Information supplied ->
===

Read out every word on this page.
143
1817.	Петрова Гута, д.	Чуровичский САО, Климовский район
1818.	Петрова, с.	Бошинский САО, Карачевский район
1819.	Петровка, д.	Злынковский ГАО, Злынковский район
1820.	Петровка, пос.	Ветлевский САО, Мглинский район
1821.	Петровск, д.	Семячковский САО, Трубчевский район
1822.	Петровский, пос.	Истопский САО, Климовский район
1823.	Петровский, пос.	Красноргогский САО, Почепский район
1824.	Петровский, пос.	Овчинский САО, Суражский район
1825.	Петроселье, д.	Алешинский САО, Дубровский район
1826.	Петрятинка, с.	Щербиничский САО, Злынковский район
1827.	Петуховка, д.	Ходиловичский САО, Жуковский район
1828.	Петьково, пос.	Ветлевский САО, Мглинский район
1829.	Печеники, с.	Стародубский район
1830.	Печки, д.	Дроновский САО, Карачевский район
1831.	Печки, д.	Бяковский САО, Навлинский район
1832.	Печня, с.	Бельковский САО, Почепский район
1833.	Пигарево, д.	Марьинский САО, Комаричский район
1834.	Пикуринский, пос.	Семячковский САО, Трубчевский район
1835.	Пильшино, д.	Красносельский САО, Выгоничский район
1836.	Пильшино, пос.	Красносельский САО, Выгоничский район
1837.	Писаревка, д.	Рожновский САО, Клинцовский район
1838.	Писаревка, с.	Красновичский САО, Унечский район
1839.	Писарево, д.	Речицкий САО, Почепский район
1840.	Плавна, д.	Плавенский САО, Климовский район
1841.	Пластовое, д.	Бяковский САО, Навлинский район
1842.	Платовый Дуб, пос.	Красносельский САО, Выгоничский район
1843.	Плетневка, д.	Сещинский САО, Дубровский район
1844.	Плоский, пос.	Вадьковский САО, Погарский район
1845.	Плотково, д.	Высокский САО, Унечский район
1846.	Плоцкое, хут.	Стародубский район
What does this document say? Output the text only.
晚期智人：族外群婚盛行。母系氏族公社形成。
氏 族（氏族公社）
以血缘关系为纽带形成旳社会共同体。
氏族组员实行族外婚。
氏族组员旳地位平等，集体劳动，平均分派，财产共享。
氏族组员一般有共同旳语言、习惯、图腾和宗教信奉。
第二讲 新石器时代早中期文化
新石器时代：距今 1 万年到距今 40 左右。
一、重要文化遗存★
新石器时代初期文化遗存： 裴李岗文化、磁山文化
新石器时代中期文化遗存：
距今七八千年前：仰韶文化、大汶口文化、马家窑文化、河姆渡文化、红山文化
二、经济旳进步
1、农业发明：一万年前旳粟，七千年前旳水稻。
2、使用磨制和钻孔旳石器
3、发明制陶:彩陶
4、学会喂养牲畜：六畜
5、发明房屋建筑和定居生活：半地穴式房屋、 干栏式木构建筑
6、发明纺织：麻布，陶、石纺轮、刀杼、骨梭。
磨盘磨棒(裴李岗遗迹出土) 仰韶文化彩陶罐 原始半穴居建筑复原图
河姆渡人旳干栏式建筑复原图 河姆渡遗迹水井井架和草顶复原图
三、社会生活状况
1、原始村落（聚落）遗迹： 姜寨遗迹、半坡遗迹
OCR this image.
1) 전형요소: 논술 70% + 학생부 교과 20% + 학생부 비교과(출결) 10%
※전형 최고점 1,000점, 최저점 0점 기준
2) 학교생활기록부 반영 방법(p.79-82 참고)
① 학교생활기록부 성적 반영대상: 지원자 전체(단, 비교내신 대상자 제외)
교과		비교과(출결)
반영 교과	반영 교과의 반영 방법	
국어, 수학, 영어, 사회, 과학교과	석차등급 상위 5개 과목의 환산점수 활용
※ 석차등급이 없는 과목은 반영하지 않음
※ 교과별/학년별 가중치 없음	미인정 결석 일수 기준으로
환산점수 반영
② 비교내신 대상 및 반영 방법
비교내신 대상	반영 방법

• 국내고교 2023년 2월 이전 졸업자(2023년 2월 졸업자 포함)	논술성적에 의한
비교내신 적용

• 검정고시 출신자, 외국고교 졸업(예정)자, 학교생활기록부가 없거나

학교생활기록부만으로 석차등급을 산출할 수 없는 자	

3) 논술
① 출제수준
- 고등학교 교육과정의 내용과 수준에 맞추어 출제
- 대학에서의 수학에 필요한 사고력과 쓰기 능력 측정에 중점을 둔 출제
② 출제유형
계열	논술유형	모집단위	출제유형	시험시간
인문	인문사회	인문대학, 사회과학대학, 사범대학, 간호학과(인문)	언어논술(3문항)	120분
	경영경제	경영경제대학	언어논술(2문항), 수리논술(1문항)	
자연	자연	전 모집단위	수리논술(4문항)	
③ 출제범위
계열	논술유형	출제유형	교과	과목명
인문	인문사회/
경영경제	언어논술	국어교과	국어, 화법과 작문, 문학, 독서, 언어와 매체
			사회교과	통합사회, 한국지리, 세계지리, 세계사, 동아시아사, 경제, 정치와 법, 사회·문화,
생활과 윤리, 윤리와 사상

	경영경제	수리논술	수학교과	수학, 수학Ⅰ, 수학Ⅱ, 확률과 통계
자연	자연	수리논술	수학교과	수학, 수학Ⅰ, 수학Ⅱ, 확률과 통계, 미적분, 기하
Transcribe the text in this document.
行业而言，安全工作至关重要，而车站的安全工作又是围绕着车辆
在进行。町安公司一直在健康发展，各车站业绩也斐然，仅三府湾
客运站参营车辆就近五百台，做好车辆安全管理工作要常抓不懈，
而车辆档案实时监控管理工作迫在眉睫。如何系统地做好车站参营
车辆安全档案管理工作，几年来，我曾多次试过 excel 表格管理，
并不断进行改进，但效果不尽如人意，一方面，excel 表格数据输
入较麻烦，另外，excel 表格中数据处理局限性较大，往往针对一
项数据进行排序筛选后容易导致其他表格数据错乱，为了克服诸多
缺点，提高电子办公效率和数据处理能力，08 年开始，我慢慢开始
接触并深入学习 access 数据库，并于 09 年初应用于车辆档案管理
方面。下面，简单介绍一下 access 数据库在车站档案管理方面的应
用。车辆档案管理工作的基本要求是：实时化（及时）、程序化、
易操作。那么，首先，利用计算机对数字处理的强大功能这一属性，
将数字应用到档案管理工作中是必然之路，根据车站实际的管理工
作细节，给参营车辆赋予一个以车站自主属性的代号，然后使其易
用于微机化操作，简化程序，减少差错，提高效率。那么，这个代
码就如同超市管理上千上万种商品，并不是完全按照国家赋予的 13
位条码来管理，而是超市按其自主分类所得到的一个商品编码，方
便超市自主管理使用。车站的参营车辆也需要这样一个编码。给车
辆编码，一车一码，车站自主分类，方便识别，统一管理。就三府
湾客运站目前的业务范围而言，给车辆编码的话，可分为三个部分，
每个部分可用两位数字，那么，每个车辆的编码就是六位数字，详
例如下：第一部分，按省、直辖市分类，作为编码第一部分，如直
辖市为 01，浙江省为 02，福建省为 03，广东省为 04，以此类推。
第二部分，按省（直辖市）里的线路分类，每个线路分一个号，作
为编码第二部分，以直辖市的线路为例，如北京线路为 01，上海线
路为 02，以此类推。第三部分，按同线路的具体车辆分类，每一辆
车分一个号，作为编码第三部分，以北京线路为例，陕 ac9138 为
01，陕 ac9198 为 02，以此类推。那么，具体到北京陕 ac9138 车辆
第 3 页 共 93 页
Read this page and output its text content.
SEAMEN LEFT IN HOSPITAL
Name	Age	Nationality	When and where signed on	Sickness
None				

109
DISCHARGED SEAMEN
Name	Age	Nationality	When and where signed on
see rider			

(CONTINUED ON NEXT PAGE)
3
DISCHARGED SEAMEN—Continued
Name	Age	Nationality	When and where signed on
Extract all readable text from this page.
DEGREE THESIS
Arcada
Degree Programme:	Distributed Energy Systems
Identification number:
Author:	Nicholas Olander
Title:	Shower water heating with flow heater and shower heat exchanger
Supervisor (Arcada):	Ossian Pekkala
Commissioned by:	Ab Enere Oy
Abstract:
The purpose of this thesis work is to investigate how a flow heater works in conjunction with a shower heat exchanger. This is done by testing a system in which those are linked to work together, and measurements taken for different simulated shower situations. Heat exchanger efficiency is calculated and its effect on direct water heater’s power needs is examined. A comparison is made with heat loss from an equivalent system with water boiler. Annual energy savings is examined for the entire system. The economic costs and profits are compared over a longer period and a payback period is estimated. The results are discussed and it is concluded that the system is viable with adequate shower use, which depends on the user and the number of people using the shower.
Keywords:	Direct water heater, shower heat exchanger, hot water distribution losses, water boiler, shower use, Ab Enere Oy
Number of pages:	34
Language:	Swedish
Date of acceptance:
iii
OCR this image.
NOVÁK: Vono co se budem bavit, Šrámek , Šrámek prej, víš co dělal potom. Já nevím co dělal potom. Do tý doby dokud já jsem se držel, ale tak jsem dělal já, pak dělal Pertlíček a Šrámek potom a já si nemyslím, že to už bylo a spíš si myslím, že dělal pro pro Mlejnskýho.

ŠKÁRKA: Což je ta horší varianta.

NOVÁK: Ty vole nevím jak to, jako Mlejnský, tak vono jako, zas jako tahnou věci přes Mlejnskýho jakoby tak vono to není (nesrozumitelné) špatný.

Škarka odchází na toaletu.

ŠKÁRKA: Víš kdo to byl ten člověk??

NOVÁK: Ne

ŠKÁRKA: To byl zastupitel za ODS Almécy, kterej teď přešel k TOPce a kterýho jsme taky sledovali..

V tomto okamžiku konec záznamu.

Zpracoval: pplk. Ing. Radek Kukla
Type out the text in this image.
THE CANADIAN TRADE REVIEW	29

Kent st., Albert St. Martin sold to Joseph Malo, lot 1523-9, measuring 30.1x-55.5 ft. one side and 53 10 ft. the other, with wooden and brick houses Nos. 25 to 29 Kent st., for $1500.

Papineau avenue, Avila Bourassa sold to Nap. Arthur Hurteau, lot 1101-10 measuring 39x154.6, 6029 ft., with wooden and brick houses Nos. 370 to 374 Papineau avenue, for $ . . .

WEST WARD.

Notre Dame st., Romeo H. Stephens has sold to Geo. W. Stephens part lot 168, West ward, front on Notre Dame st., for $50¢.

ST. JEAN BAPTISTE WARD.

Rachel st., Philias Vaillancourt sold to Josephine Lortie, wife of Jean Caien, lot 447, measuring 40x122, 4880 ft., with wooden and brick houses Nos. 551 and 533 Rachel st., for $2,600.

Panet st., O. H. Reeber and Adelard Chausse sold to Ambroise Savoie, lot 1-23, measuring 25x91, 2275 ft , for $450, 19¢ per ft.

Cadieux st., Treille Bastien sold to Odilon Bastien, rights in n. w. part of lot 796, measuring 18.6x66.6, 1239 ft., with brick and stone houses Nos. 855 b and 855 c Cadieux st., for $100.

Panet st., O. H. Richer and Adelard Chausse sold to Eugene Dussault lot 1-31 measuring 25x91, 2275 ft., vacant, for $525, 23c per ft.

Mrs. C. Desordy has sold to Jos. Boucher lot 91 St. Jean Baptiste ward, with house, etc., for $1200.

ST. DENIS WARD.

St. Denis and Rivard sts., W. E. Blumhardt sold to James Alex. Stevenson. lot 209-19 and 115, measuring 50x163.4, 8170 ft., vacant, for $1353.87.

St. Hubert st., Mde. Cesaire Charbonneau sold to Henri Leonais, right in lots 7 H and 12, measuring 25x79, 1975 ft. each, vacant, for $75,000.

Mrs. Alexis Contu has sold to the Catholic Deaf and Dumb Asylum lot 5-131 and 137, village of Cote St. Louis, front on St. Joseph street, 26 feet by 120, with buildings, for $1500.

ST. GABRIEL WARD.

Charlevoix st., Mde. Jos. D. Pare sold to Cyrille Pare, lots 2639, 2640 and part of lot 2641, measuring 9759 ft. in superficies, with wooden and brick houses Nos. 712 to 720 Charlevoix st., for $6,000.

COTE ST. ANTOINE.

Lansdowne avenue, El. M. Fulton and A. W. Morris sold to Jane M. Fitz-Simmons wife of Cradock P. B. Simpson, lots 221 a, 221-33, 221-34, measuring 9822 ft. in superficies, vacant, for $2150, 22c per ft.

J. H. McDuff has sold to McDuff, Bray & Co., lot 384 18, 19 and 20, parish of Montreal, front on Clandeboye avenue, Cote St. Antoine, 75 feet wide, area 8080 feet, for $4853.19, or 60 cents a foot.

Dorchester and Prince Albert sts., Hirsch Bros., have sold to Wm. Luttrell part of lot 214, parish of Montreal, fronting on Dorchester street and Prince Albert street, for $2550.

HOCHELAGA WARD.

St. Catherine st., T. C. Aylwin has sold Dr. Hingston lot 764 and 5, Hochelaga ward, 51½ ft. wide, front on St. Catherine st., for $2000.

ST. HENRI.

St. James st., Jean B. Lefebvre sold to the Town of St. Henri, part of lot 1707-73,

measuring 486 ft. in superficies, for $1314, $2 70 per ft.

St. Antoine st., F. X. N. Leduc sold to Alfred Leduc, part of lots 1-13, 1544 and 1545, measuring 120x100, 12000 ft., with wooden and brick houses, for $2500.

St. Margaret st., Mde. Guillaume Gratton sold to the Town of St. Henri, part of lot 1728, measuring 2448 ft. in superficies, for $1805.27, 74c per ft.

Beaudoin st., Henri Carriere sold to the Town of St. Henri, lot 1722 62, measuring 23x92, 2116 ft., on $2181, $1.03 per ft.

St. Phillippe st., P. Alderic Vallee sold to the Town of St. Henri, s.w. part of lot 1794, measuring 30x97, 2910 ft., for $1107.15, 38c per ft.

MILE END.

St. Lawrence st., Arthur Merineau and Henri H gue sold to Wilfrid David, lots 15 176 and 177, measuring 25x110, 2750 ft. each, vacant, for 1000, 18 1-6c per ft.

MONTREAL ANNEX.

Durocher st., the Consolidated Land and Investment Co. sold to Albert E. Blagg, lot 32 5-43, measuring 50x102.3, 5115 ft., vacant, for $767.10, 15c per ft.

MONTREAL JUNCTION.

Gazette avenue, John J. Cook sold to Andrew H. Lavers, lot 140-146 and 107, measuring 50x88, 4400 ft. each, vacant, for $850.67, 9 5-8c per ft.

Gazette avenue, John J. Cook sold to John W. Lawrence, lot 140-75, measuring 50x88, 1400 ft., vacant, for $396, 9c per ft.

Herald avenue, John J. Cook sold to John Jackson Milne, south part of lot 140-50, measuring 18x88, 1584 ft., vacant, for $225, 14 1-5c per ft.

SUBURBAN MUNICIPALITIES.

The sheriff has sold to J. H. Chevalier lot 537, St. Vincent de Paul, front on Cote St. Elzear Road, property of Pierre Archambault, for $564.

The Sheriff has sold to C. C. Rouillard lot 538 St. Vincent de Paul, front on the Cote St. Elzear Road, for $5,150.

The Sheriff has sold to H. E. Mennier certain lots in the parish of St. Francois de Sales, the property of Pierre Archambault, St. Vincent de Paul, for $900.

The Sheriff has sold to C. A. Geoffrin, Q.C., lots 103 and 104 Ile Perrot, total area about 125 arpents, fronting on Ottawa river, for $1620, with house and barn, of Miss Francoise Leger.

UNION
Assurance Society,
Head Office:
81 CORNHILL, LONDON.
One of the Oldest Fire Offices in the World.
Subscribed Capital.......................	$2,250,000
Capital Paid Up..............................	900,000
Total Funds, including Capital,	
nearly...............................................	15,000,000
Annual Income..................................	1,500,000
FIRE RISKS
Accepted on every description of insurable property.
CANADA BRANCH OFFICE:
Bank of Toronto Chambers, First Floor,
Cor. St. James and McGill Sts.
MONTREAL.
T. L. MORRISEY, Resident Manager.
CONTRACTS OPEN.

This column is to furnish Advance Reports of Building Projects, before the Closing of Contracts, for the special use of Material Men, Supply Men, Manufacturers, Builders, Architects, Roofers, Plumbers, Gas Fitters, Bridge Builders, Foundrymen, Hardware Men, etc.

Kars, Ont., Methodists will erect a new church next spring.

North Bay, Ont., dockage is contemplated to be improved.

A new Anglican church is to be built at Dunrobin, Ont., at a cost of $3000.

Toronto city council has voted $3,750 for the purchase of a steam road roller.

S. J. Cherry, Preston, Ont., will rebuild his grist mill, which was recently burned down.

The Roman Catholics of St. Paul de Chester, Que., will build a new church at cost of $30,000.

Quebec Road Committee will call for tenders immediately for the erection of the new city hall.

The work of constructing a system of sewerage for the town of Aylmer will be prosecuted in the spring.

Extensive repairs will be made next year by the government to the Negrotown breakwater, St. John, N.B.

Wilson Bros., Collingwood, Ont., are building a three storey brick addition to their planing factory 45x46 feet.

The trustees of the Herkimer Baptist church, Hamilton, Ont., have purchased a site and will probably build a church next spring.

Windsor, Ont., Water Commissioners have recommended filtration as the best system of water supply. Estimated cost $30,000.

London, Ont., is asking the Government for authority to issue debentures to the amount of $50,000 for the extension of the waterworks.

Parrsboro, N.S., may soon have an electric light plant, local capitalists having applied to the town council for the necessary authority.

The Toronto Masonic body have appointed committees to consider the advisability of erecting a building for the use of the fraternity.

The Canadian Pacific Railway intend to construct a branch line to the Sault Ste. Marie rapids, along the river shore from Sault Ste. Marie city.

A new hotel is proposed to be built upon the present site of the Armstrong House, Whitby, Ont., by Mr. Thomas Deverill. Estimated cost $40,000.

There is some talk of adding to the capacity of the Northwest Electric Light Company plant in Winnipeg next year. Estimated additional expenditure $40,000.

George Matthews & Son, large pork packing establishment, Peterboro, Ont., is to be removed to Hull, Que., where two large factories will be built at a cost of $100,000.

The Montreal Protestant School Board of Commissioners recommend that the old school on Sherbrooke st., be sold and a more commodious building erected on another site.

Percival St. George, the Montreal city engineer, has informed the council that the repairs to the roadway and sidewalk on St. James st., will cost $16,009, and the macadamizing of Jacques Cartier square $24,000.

===

Problem to solve -> Each line in the data that holds the string "Петровский" should be found and copied.

Reply to the exercise ->
1822.	Петровский, пос.	Истопский САО, Климовский район
1823.	Петровский, пос.	Красноргогский САО, Почепский район
1824.	Петровский, пос.	Овчинский САО, Суражский район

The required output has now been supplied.